**Supplied material:**
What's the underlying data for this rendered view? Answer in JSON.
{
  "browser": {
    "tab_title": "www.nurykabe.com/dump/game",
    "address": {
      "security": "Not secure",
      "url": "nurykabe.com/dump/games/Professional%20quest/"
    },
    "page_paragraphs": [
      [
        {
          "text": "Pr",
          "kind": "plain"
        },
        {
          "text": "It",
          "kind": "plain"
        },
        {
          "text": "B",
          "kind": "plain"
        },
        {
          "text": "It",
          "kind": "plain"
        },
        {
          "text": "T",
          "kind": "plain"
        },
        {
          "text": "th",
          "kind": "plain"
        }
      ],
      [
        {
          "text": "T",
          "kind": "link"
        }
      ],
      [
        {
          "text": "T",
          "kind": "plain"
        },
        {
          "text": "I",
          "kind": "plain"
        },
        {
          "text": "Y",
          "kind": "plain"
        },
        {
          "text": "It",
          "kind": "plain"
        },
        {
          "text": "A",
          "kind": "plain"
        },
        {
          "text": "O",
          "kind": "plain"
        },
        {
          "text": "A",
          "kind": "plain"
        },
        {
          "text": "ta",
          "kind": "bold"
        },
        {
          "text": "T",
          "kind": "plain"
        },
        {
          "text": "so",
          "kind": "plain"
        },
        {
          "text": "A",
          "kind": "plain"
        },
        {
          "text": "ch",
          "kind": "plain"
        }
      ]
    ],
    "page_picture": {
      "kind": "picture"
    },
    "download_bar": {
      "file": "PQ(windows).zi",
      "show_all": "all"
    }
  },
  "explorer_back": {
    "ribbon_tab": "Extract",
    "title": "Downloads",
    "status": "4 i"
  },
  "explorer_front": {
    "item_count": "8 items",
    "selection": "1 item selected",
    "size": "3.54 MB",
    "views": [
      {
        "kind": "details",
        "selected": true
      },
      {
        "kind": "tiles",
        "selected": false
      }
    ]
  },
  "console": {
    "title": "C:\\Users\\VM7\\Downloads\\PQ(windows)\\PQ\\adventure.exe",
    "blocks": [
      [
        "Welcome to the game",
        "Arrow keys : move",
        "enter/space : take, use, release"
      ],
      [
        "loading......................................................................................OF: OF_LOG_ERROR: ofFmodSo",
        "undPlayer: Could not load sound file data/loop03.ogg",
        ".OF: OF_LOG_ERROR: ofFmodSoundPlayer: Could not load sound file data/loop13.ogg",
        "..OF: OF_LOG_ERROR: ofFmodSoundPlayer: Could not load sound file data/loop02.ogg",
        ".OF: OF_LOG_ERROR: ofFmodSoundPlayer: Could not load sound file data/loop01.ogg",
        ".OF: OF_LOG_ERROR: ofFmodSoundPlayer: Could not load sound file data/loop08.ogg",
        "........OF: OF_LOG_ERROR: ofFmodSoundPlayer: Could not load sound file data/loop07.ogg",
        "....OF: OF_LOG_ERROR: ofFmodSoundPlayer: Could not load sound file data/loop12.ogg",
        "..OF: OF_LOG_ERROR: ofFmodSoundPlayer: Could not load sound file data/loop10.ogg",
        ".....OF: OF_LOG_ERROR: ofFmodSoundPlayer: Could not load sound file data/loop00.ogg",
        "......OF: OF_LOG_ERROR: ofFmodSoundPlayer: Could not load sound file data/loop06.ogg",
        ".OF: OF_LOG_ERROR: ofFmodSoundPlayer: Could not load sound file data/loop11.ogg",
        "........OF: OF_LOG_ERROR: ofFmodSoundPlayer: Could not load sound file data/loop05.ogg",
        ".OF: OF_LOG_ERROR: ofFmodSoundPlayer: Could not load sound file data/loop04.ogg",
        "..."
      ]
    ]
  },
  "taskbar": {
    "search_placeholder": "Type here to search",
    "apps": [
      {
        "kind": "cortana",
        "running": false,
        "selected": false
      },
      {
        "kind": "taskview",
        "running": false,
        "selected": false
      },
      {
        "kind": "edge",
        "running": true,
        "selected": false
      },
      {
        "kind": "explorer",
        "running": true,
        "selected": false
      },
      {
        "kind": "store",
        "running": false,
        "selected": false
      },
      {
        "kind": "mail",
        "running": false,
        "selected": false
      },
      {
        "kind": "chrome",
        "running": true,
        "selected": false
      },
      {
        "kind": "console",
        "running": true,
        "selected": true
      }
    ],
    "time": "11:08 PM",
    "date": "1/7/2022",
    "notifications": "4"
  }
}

**Exercise instructions:**
Take every line containing the word "dump" and copy it.

**Solution to this task:**
    "tab_title": "www.nurykabe.com/dump/game",
      "url": "nurykabe.com/dump/games/Professional%20quest/"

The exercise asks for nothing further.